[BEGIN]

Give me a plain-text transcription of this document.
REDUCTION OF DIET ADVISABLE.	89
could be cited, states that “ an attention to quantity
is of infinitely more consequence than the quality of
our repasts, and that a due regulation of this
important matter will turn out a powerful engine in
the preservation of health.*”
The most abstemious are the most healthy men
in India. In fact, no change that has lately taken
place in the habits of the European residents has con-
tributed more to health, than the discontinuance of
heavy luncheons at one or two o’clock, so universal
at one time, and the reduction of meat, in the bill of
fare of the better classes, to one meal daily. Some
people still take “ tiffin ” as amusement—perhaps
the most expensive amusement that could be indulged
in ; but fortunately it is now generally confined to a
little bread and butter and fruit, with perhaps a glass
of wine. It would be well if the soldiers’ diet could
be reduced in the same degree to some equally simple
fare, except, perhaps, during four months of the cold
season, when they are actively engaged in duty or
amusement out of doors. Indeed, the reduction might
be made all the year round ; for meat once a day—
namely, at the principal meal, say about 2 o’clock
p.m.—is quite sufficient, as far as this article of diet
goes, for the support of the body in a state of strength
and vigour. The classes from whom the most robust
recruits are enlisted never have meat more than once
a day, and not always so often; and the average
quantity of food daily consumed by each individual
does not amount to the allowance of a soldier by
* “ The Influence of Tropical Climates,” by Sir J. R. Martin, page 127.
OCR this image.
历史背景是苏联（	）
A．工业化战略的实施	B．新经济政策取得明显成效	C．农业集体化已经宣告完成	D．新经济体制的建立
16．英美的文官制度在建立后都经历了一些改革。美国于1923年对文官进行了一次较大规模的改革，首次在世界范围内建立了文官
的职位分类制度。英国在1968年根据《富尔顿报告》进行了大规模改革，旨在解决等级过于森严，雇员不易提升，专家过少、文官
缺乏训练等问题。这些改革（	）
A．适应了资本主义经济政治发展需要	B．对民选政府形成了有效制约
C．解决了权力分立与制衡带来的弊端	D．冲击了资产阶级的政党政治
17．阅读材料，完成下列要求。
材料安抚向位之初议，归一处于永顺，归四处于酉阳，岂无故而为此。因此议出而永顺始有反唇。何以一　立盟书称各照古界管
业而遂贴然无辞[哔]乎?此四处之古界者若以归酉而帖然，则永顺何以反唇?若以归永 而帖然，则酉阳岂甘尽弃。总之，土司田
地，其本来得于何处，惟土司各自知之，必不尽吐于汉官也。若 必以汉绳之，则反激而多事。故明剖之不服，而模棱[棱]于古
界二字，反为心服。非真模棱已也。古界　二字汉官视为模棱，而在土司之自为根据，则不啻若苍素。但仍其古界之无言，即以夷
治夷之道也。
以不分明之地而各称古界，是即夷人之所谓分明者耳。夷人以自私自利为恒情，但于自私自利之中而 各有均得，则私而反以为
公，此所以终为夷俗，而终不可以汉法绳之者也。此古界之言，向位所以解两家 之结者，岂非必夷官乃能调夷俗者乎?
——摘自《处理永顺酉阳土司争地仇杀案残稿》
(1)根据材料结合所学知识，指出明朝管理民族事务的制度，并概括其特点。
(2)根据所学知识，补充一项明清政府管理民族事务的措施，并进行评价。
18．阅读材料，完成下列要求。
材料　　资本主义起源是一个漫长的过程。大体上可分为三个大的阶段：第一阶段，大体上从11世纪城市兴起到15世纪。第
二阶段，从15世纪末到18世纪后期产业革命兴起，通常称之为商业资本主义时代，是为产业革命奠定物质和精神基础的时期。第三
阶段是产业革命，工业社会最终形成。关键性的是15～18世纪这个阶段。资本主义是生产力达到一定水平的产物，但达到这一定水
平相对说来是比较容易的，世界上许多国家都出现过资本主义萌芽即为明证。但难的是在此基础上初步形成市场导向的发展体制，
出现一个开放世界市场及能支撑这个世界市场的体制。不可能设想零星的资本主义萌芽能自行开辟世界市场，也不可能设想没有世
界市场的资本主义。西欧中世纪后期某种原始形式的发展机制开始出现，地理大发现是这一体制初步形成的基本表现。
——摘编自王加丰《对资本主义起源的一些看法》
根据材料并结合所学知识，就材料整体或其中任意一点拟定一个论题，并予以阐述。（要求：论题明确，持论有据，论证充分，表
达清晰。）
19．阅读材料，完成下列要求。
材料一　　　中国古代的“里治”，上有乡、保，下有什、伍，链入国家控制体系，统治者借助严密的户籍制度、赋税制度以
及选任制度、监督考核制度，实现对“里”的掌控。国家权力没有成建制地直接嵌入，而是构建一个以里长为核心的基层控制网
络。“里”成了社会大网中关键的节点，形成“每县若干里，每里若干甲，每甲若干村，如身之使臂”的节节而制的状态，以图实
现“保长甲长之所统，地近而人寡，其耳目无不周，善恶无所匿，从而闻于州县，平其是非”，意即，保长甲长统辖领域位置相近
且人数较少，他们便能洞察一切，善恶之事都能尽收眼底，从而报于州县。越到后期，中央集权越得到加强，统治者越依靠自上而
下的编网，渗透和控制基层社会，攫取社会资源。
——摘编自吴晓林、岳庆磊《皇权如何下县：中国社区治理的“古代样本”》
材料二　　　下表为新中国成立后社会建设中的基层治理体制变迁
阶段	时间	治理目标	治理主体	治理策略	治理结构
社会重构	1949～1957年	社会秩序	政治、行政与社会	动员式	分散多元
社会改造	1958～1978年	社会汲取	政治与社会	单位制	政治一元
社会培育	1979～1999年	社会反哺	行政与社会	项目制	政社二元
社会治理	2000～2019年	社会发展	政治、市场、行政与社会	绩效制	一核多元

[END]

- SET TASK -
Output each record precisely as given.

- FULL OUTPUT -
Give me a plain-text transcription of this document.
REDUCTION OF DIET ADVISABLE.	89
could be cited, states that “ an attention to quantity
is of infinitely more consequence than the quality of
our repasts, and that a due regulation of this
important matter will turn out a powerful engine in
the preservation of health.*”
The most abstemious are the most healthy men
in India. In fact, no change that has lately taken
place in the habits of the European residents has con-
tributed more to health, than the discontinuance of
heavy luncheons at one or two o’clock, so universal
at one time, and the reduction of meat, in the bill of
fare of the better classes, to one meal daily. Some
people still take “ tiffin ” as amusement—perhaps
the most expensive amusement that could be indulged
in ; but fortunately it is now generally confined to a
little bread and butter and fruit, with perhaps a glass
of wine. It would be well if the soldiers’ diet could
be reduced in the same degree to some equally simple
fare, except, perhaps, during four months of the cold
season, when they are actively engaged in duty or
amusement out of doors. Indeed, the reduction might
be made all the year round ; for meat once a day—
namely, at the principal meal, say about 2 o’clock
p.m.—is quite sufficient, as far as this article of diet
goes, for the support of the body in a state of strength
and vigour. The classes from whom the most robust
recruits are enlisted never have meat more than once
a day, and not always so often; and the average
quantity of food daily consumed by each individual
does not amount to the allowance of a soldier by
* “ The Influence of Tropical Climates,” by Sir J. R. Martin, page 127.
OCR this image.
历史背景是苏联（	）
A．工业化战略的实施	B．新经济政策取得明显成效	C．农业集体化已经宣告完成	D．新经济体制的建立
16．英美的文官制度在建立后都经历了一些改革。美国于1923年对文官进行了一次较大规模的改革，首次在世界范围内建立了文官
的职位分类制度。英国在1968年根据《富尔顿报告》进行了大规模改革，旨在解决等级过于森严，雇员不易提升，专家过少、文官
缺乏训练等问题。这些改革（	）
A．适应了资本主义经济政治发展需要	B．对民选政府形成了有效制约
C．解决了权力分立与制衡带来的弊端	D．冲击了资产阶级的政党政治
17．阅读材料，完成下列要求。
材料安抚向位之初议，归一处于永顺，归四处于酉阳，岂无故而为此。因此议出而永顺始有反唇。何以一　立盟书称各照古界管
业而遂贴然无辞[哔]乎?此四处之古界者若以归酉而帖然，则永顺何以反唇?若以归永 而帖然，则酉阳岂甘尽弃。总之，土司田
地，其本来得于何处，惟土司各自知之，必不尽吐于汉官也。若 必以汉绳之，则反激而多事。故明剖之不服，而模棱[棱]于古
界二字，反为心服。非真模棱已也。古界　二字汉官视为模棱，而在土司之自为根据，则不啻若苍素。但仍其古界之无言，即以夷
治夷之道也。
以不分明之地而各称古界，是即夷人之所谓分明者耳。夷人以自私自利为恒情，但于自私自利之中而 各有均得，则私而反以为
公，此所以终为夷俗，而终不可以汉法绳之者也。此古界之言，向位所以解两家 之结者，岂非必夷官乃能调夷俗者乎?
——摘自《处理永顺酉阳土司争地仇杀案残稿》
(1)根据材料结合所学知识，指出明朝管理民族事务的制度，并概括其特点。
(2)根据所学知识，补充一项明清政府管理民族事务的措施，并进行评价。
18．阅读材料，完成下列要求。
材料　　资本主义起源是一个漫长的过程。大体上可分为三个大的阶段：第一阶段，大体上从11世纪城市兴起到15世纪。第
二阶段，从15世纪末到18世纪后期产业革命兴起，通常称之为商业资本主义时代，是为产业革命奠定物质和精神基础的时期。第三
阶段是产业革命，工业社会最终形成。关键性的是15～18世纪这个阶段。资本主义是生产力达到一定水平的产物，但达到这一定水
平相对说来是比较容易的，世界上许多国家都出现过资本主义萌芽即为明证。但难的是在此基础上初步形成市场导向的发展体制，
出现一个开放世界市场及能支撑这个世界市场的体制。不可能设想零星的资本主义萌芽能自行开辟世界市场，也不可能设想没有世
界市场的资本主义。西欧中世纪后期某种原始形式的发展机制开始出现，地理大发现是这一体制初步形成的基本表现。
——摘编自王加丰《对资本主义起源的一些看法》
根据材料并结合所学知识，就材料整体或其中任意一点拟定一个论题，并予以阐述。（要求：论题明确，持论有据，论证充分，表
达清晰。）
19．阅读材料，完成下列要求。
材料一　　　中国古代的“里治”，上有乡、保，下有什、伍，链入国家控制体系，统治者借助严密的户籍制度、赋税制度以
及选任制度、监督考核制度，实现对“里”的掌控。国家权力没有成建制地直接嵌入，而是构建一个以里长为核心的基层控制网
络。“里”成了社会大网中关键的节点，形成“每县若干里，每里若干甲，每甲若干村，如身之使臂”的节节而制的状态，以图实
现“保长甲长之所统，地近而人寡，其耳目无不周，善恶无所匿，从而闻于州县，平其是非”，意即，保长甲长统辖领域位置相近
且人数较少，他们便能洞察一切，善恶之事都能尽收眼底，从而报于州县。越到后期，中央集权越得到加强，统治者越依靠自上而
下的编网，渗透和控制基层社会，攫取社会资源。
——摘编自吴晓林、岳庆磊《皇权如何下县：中国社区治理的“古代样本”》
材料二　　　下表为新中国成立后社会建设中的基层治理体制变迁
阶段	时间	治理目标	治理主体	治理策略	治理结构
社会重构	1949～1957年	社会秩序	政治、行政与社会	动员式	分散多元
社会改造	1958～1978年	社会汲取	政治与社会	单位制	政治一元
社会培育	1979～1999年	社会反哺	行政与社会	项目制	政社二元
社会治理	2000～2019年	社会发展	政治、市场、行政与社会	绩效制	一核多元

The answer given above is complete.